### WORK TO DO
In the entries below, find the lines with the word "more" and copy them.

--- begin PROVIDED RECORDS ---

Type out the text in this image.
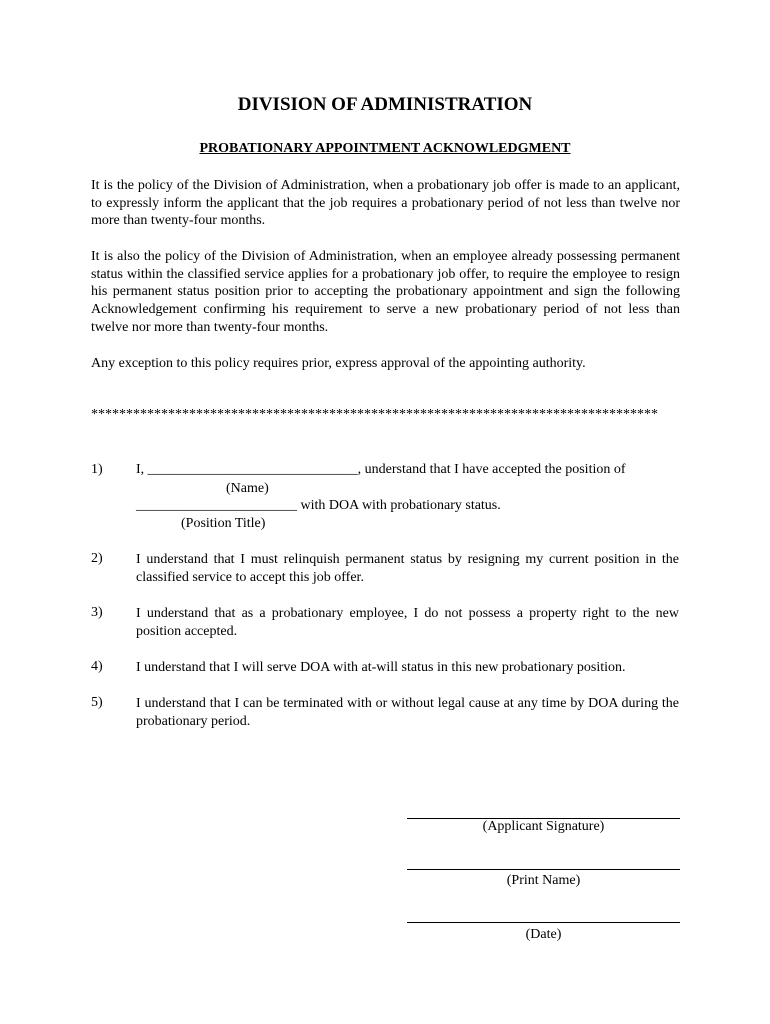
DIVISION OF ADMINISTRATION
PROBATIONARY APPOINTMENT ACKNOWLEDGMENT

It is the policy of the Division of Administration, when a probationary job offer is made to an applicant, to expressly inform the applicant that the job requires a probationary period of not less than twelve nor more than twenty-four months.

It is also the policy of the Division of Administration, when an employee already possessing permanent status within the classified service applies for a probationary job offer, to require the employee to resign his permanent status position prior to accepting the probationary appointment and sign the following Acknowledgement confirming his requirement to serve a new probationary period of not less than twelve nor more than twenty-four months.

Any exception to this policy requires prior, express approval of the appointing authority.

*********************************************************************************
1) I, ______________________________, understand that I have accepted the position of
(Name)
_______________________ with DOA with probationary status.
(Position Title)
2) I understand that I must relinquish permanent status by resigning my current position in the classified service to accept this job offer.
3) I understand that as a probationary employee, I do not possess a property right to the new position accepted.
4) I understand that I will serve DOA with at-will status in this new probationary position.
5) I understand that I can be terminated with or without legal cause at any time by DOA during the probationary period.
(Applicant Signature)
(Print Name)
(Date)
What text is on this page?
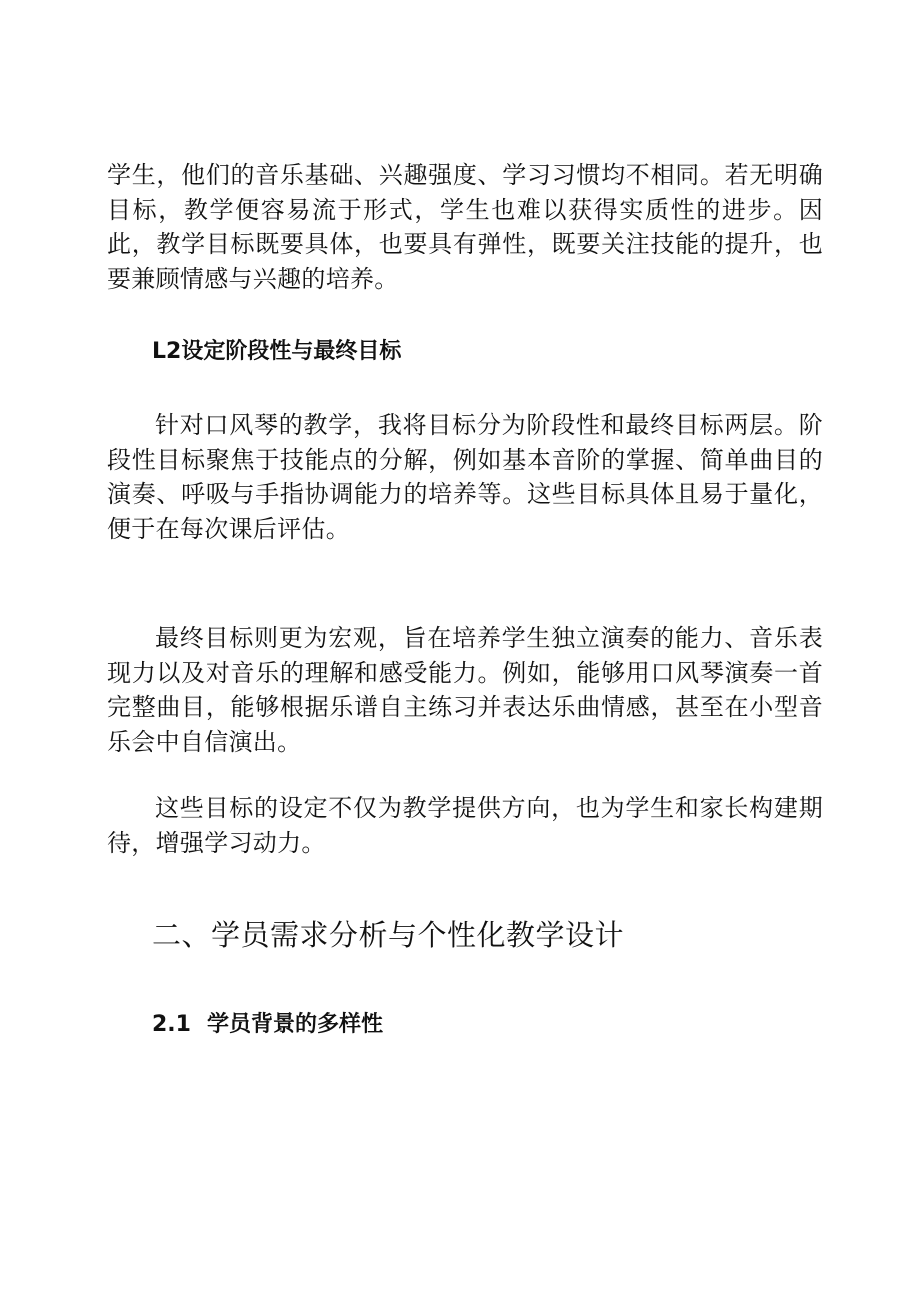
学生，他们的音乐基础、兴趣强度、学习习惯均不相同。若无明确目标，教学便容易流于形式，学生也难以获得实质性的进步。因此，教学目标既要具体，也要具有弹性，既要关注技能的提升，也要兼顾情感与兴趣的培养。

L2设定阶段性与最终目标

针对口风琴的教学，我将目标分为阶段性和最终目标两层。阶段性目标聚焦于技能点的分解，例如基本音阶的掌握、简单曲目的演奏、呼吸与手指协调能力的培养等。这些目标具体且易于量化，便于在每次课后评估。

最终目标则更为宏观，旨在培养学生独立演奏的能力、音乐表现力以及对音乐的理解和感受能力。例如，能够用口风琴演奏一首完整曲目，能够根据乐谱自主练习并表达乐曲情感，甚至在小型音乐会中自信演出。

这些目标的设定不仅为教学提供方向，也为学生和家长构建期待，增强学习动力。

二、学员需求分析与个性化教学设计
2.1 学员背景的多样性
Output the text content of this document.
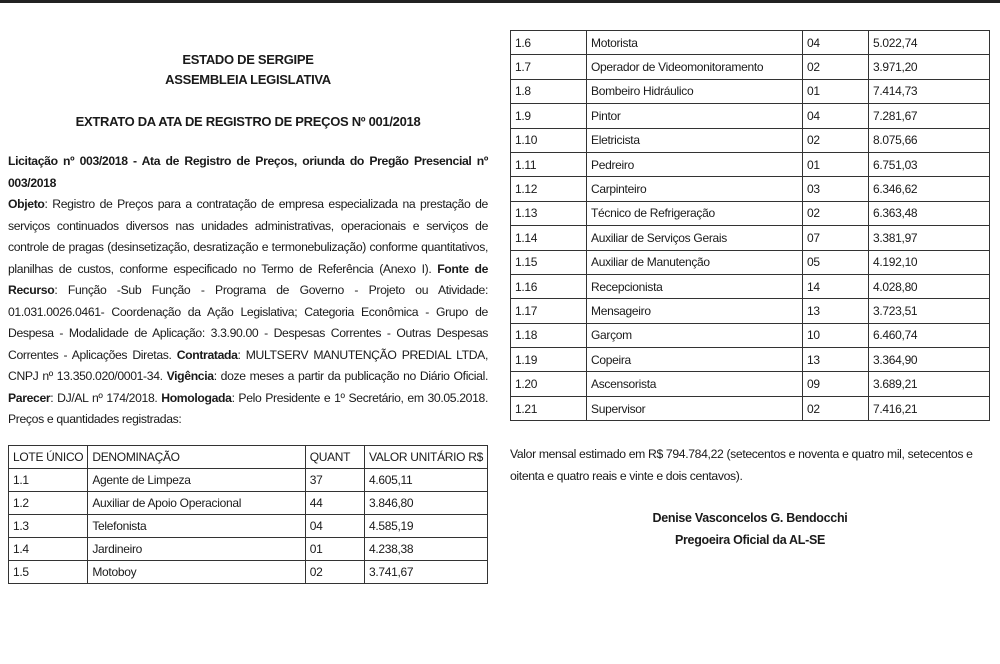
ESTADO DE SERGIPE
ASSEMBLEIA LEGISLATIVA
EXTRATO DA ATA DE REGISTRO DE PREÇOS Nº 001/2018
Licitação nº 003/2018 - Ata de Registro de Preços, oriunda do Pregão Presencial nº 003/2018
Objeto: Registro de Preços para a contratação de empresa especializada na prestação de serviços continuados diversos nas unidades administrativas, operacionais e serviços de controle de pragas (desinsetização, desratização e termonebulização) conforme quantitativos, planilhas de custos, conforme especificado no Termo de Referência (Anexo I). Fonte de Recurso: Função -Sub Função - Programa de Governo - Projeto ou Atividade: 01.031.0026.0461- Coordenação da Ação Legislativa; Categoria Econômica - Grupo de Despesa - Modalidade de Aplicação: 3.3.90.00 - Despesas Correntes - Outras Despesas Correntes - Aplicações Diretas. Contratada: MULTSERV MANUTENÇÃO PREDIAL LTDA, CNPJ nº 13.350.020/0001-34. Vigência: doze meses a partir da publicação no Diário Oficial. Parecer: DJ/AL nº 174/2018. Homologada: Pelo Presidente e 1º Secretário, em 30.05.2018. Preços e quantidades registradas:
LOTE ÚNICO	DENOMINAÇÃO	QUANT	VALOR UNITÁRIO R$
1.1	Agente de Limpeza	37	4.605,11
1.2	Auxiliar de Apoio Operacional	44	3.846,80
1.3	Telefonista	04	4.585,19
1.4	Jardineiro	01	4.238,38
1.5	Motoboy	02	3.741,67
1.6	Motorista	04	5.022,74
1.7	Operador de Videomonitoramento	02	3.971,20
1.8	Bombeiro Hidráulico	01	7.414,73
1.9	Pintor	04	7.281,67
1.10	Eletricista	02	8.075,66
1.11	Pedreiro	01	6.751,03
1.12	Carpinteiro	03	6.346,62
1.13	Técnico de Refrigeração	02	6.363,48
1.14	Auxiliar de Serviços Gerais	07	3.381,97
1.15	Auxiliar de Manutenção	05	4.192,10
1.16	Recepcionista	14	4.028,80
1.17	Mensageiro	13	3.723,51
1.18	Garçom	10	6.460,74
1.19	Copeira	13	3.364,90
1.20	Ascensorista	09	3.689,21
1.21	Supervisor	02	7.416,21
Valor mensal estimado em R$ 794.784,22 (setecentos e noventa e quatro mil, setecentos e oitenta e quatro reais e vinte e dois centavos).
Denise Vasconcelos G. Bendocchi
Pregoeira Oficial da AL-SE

--- end PROVIDED RECORDS ---
--- begin PROVIDED RECORDS ---

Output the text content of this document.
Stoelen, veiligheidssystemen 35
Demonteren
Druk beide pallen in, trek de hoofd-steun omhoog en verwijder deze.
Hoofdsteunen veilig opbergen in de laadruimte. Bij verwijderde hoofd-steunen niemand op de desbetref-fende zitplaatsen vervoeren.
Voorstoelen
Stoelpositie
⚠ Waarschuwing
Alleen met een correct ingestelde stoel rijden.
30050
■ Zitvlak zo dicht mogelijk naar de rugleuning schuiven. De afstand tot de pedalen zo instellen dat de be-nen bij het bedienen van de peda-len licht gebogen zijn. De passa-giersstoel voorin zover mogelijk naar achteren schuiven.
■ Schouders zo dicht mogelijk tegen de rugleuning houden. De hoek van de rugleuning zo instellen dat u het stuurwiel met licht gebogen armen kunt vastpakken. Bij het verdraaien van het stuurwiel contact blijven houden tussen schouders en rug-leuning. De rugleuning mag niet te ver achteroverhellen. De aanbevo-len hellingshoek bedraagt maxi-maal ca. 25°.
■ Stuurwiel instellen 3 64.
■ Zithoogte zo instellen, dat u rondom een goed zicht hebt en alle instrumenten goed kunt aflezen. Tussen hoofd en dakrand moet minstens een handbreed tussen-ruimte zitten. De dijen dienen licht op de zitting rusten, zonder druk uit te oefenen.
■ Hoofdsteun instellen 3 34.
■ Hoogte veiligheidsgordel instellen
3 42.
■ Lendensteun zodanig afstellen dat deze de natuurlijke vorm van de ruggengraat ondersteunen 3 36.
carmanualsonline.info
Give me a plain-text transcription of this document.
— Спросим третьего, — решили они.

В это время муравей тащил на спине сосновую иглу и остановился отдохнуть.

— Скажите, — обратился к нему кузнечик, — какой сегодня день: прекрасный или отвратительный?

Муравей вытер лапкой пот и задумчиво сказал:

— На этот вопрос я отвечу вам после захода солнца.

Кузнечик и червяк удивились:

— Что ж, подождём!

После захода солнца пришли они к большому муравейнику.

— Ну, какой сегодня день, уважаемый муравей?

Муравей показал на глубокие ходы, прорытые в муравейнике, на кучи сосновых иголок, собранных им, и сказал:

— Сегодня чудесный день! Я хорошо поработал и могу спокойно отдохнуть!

--- end PROVIDED RECORDS ---
--- begin PROVIDED RECORDS ---

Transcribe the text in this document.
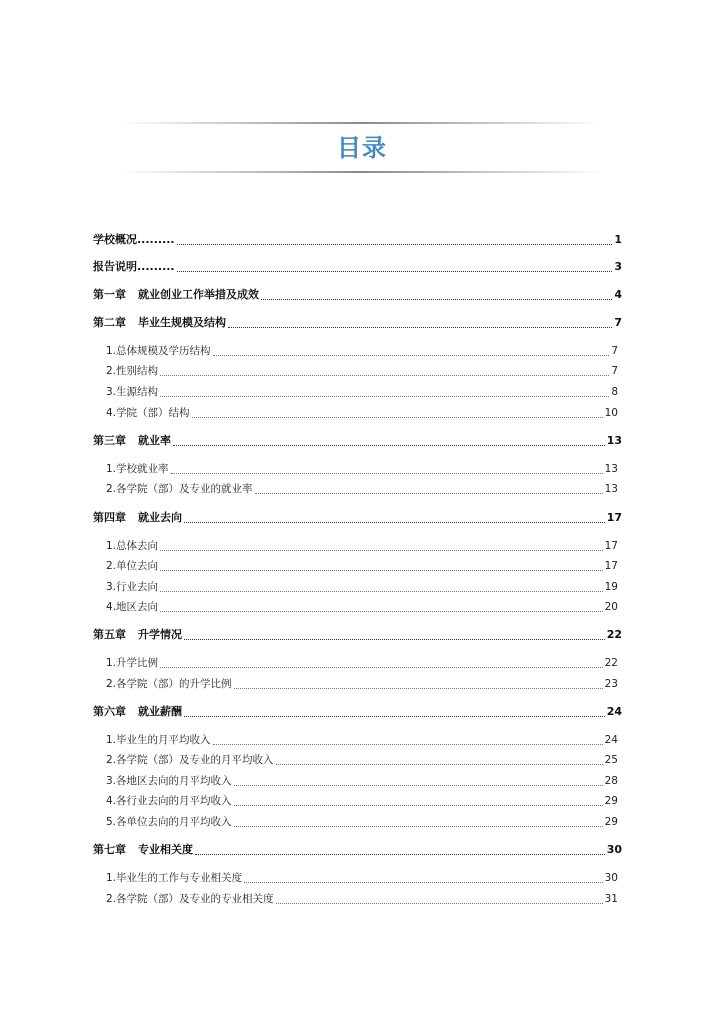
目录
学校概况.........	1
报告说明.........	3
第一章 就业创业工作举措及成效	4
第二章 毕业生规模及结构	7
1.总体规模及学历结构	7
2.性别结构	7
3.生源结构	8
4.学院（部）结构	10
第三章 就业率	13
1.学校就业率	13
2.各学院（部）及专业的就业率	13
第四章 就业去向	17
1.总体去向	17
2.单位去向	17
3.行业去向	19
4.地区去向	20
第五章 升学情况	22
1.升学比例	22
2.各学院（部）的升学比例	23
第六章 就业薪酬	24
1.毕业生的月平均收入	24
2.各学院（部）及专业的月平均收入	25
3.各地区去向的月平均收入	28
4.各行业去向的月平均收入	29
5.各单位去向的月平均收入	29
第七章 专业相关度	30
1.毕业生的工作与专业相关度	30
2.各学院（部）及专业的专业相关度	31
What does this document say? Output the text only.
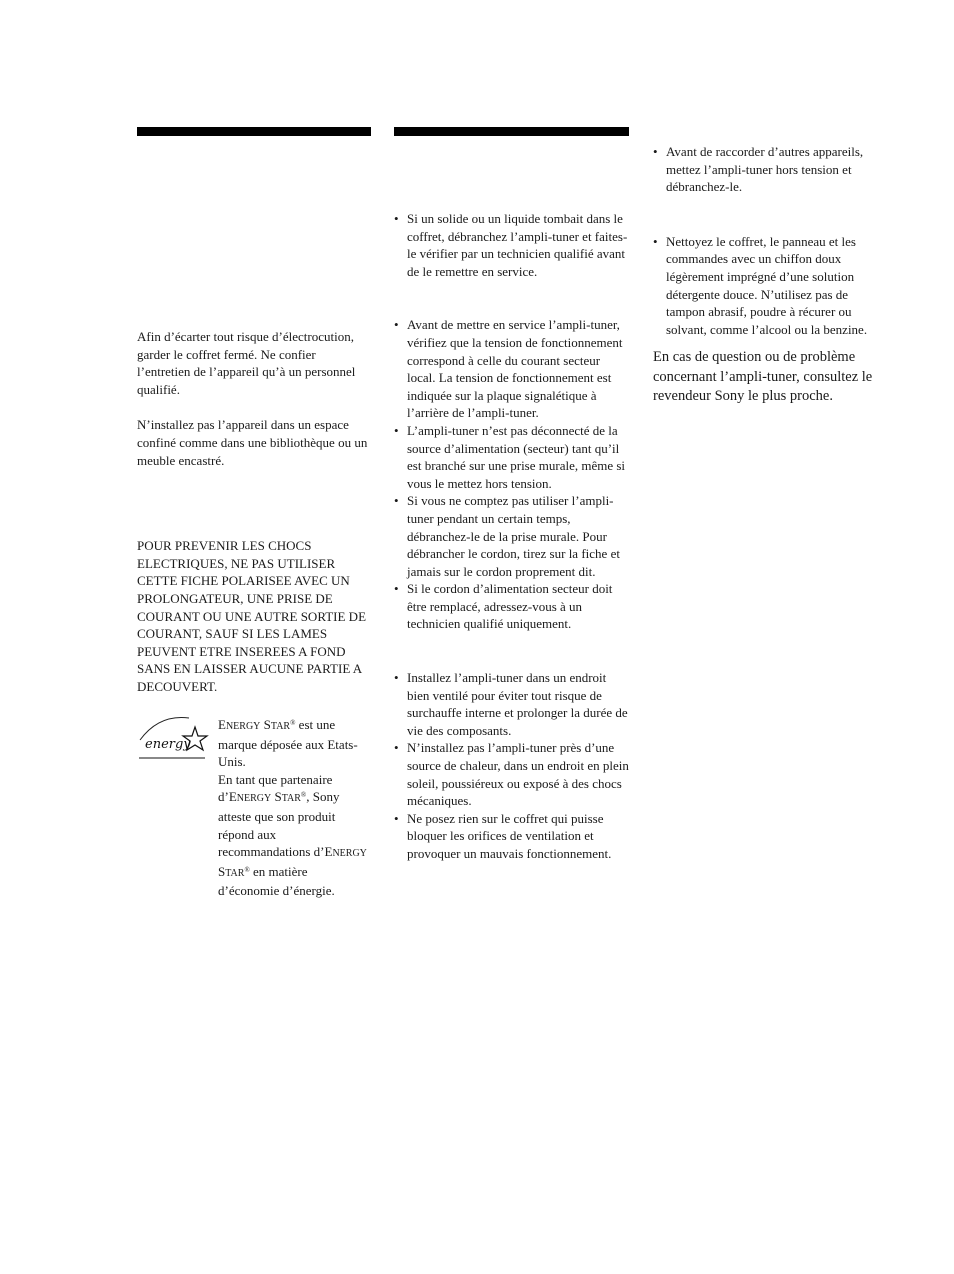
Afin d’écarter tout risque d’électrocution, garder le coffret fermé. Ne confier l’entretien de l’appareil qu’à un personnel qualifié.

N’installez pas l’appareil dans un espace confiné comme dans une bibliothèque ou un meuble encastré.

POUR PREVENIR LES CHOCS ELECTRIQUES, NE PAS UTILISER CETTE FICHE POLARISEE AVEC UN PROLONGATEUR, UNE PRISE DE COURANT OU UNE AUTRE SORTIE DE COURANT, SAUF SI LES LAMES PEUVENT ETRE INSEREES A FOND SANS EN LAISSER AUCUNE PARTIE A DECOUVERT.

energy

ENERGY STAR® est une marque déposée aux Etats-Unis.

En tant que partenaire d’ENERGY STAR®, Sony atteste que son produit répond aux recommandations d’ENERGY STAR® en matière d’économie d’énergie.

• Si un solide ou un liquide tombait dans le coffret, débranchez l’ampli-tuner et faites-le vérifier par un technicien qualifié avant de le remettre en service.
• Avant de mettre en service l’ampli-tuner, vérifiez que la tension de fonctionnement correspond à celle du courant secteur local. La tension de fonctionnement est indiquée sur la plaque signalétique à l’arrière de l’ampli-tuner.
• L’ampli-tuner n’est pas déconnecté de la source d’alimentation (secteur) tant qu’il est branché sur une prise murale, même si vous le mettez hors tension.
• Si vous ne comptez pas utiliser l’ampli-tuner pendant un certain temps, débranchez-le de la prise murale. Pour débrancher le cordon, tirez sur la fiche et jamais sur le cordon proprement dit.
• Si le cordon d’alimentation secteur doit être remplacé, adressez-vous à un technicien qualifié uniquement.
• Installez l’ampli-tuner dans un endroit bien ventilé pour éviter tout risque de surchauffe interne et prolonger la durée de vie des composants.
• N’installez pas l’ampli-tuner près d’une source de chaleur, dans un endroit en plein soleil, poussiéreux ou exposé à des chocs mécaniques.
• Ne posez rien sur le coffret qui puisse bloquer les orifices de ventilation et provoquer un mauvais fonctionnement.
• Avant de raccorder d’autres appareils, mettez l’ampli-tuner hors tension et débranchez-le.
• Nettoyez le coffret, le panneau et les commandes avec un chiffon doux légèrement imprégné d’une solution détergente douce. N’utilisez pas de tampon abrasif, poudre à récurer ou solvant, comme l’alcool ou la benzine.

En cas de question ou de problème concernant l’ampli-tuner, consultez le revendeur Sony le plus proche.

--- end PROVIDED RECORDS ---

### SOLUTION FOR THIS TASK
It is the policy of the Division of Administration, when a probationary job offer is made to an applicant, to expressly inform the applicant that the job requires a probationary period of not less than twelve nor more than twenty-four months.
It is also the policy of the Division of Administration, when an employee already possessing permanent status within the classified service applies for a probationary job offer, to require the employee to resign his permanent status position prior to accepting the probationary appointment and sign the following Acknowledgement confirming his requirement to serve a new probationary period of not less than twelve nor more than twenty-four months.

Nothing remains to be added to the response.